▶ [TASK GOAL]
Every record must be transcribed in its entirety, apart from the images, which are to be omitted.

___ MATERIAL FOR THIS TASK ___

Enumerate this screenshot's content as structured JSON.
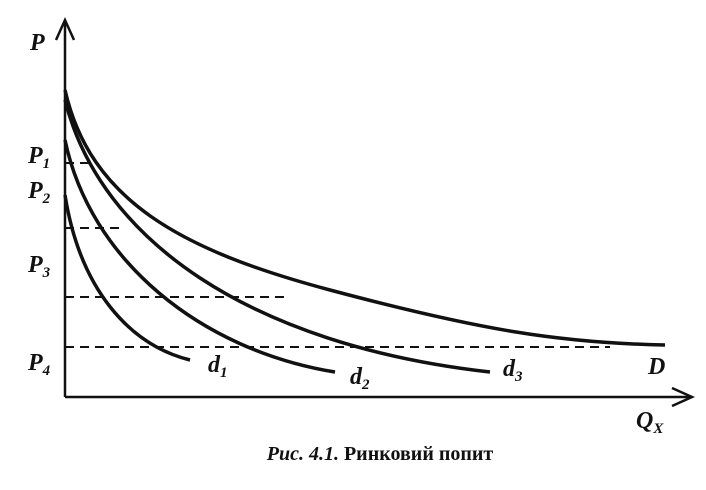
{
  "axes": {
    "y_label": "P",
    "x_label": {
      "main": "Q",
      "sub": "X"
    }
  },
  "price_labels": [
    {
      "main": "P",
      "sub": "1"
    },
    {
      "main": "P",
      "sub": "2"
    },
    {
      "main": "P",
      "sub": "3"
    },
    {
      "main": "P",
      "sub": "4"
    }
  ],
  "curve_labels": [
    {
      "main": "d",
      "sub": "1"
    },
    {
      "main": "d",
      "sub": "2"
    },
    {
      "main": "d",
      "sub": "3"
    },
    {
      "main": "D",
      "sub": ""
    }
  ],
  "caption": {
    "number": "Рис. 4.1.",
    "title": "Ринковий попит"
  }
}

___

▶ [COMPLETE RESPONSE]
Enumerate this screenshot's content as structured JSON.
{
  "axes": {
    "y_label": "P",
    "x_label": {
      "main": "Q",
      "sub": "X"
    }
  },
  "price_labels": [
    {
      "main": "P",
      "sub": "1"
    },
    {
      "main": "P",
      "sub": "2"
    },
    {
      "main": "P",
      "sub": "3"
    },
    {
      "main": "P",
      "sub": "4"
    }
  ],
  "curve_labels": [
    {
      "main": "d",
      "sub": "1"
    },
    {
      "main": "d",
      "sub": "2"
    },
    {
      "main": "d",
      "sub": "3"
    },
    {
      "main": "D",
      "sub": ""
    }
  ],
  "caption": {
    "number": "Рис. 4.1.",
    "title": "Ринковий попит"
  }
}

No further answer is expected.